Data records
---+---
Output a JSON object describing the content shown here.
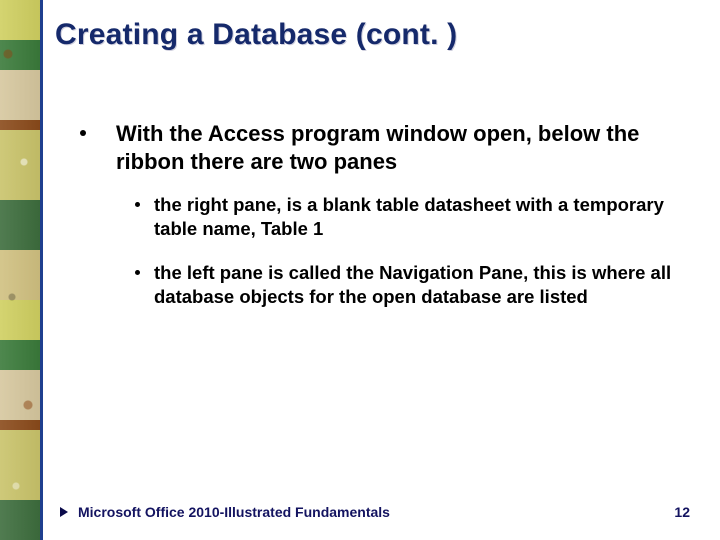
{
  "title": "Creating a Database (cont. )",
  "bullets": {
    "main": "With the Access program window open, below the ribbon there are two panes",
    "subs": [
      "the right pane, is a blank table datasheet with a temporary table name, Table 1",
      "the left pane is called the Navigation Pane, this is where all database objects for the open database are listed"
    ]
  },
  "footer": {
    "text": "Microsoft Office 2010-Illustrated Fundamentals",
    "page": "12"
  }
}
---+---
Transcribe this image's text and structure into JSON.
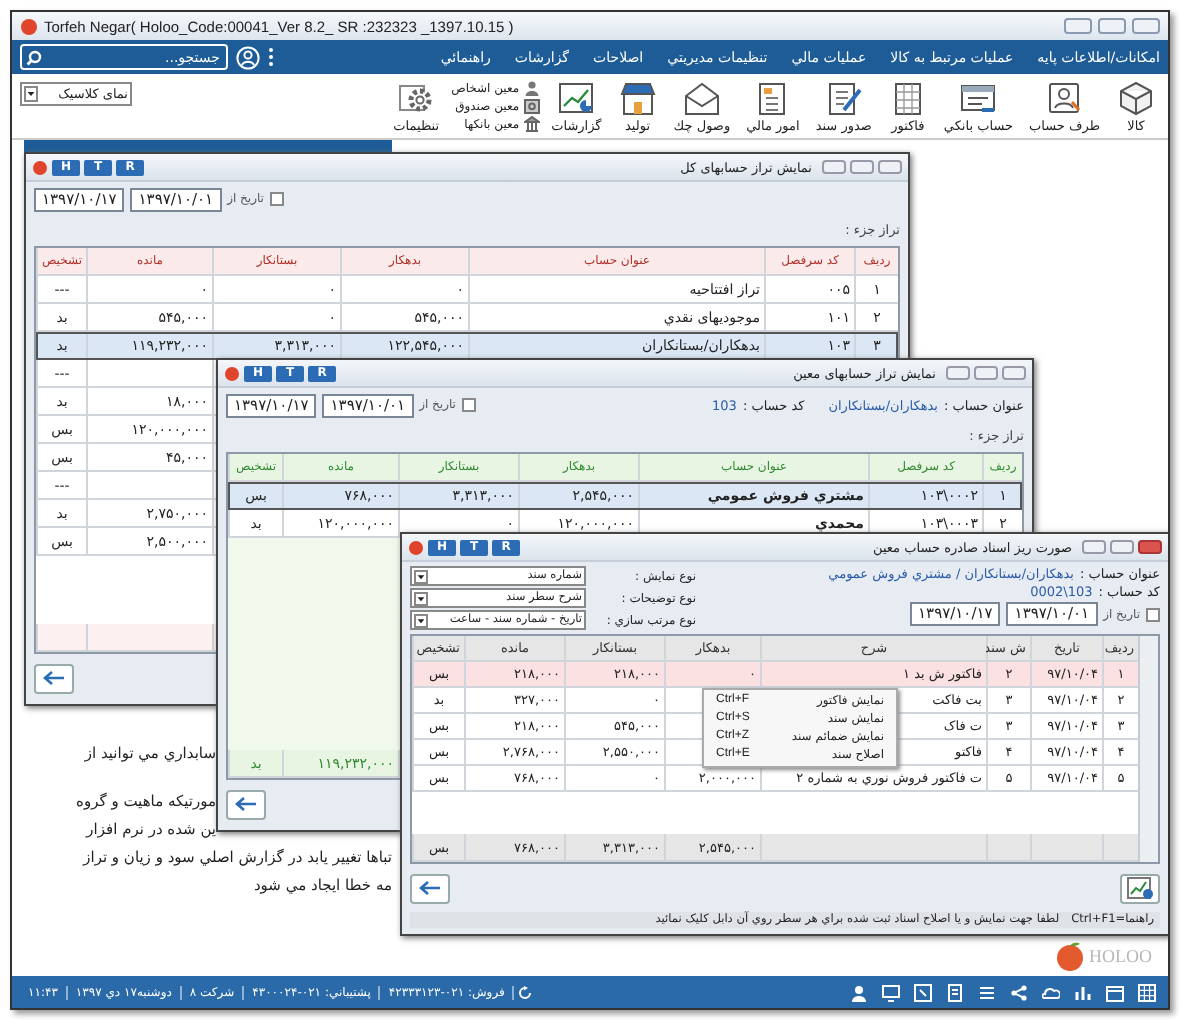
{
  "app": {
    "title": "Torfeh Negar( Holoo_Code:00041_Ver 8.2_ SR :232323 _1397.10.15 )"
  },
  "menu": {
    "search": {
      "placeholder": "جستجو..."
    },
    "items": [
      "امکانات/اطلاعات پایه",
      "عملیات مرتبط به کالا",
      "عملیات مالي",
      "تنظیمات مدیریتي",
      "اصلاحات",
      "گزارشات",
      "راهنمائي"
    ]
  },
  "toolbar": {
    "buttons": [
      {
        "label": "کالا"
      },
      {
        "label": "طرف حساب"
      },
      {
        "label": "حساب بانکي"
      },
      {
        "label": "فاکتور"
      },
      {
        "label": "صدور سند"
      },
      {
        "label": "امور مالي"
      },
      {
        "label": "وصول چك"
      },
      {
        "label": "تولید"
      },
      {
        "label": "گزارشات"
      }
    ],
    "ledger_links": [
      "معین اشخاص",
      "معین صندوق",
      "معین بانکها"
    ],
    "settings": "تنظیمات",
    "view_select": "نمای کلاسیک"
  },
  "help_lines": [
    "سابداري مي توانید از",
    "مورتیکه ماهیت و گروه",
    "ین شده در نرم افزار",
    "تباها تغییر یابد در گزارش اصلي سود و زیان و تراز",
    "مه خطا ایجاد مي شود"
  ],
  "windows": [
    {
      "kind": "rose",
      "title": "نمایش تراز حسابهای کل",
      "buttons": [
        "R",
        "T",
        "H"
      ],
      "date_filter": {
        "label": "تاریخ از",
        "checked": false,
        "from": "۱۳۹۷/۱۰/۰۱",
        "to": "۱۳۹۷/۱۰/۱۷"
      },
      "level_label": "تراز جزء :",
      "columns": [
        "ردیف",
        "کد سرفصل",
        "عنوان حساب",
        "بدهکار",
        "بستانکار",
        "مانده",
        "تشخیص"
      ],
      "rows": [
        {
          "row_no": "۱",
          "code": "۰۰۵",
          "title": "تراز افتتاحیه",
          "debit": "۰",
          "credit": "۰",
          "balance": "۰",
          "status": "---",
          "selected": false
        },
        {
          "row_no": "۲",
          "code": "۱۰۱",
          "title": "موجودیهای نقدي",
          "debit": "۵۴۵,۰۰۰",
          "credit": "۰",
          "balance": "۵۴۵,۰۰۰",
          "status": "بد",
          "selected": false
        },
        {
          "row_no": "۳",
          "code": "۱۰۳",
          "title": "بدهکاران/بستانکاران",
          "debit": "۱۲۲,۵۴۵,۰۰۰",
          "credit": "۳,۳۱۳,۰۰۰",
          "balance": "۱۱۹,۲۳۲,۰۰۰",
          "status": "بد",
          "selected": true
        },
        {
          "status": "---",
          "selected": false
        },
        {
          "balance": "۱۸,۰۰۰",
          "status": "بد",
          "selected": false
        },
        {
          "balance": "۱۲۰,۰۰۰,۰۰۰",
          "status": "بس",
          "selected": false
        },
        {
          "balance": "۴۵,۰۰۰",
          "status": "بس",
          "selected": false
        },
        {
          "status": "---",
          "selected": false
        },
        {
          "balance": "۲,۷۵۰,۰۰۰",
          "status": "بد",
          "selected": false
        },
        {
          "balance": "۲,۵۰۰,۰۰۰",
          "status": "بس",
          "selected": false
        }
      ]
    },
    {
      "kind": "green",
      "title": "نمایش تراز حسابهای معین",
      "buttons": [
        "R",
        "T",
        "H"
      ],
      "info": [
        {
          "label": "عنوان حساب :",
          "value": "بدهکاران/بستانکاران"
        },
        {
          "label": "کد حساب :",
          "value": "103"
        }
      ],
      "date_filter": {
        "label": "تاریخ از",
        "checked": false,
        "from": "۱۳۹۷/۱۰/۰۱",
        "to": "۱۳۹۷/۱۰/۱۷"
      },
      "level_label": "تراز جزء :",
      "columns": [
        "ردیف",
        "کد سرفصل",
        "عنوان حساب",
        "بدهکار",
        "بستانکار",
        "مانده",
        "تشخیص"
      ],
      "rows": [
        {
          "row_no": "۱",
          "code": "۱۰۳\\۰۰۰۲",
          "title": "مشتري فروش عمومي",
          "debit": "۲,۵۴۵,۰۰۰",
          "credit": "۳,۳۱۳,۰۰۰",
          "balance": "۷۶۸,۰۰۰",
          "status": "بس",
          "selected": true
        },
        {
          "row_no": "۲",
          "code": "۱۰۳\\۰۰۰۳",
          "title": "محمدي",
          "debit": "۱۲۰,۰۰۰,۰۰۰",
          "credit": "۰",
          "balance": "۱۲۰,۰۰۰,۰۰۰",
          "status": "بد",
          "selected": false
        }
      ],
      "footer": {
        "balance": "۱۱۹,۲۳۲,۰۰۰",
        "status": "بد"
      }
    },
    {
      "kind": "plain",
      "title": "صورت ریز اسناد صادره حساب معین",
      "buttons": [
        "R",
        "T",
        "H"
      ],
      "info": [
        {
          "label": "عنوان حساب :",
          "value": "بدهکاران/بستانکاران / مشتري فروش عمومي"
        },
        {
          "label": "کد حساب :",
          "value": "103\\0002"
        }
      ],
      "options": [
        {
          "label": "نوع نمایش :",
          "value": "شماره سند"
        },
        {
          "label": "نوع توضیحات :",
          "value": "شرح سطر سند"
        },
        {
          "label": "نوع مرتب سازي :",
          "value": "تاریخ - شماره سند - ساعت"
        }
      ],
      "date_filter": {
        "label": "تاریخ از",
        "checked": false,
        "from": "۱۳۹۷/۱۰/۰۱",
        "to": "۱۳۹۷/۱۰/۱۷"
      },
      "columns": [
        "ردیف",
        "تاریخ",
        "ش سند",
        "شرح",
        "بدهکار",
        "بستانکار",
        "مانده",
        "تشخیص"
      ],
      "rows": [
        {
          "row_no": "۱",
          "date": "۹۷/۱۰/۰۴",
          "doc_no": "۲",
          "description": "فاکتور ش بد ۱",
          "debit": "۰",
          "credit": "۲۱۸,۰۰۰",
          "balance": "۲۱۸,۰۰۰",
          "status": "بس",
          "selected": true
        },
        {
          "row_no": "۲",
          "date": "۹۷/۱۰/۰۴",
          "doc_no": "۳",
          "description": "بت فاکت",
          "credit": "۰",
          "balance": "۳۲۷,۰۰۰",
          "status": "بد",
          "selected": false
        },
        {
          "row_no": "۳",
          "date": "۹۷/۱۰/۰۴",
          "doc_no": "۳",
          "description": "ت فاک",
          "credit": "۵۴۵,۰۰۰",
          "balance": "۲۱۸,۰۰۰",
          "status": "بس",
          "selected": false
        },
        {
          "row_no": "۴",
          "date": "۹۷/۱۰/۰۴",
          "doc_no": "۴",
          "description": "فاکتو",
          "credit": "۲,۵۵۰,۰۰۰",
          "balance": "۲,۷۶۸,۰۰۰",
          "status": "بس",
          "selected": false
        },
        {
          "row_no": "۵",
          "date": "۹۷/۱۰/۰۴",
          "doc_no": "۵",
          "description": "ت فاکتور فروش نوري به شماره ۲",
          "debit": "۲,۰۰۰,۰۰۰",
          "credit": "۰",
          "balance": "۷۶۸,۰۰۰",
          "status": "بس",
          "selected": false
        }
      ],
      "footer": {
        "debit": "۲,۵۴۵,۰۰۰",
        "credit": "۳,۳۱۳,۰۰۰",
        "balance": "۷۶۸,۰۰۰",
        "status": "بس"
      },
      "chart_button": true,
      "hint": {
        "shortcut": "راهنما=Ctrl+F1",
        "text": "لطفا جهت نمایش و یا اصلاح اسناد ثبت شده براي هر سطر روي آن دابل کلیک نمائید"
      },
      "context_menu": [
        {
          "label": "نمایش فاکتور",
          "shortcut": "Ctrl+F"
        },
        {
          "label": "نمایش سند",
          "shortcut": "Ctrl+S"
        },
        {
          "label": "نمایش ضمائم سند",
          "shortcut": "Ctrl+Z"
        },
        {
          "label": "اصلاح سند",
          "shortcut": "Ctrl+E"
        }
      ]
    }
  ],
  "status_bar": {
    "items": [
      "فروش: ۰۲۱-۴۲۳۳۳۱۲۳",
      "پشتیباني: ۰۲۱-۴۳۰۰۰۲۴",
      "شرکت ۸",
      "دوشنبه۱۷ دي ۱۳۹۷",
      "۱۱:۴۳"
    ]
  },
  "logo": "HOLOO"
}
---+---
Exercise description:
Go through the listing above line by line and say how many lines hold the word "معین". Reply with that number only.

Task response:
5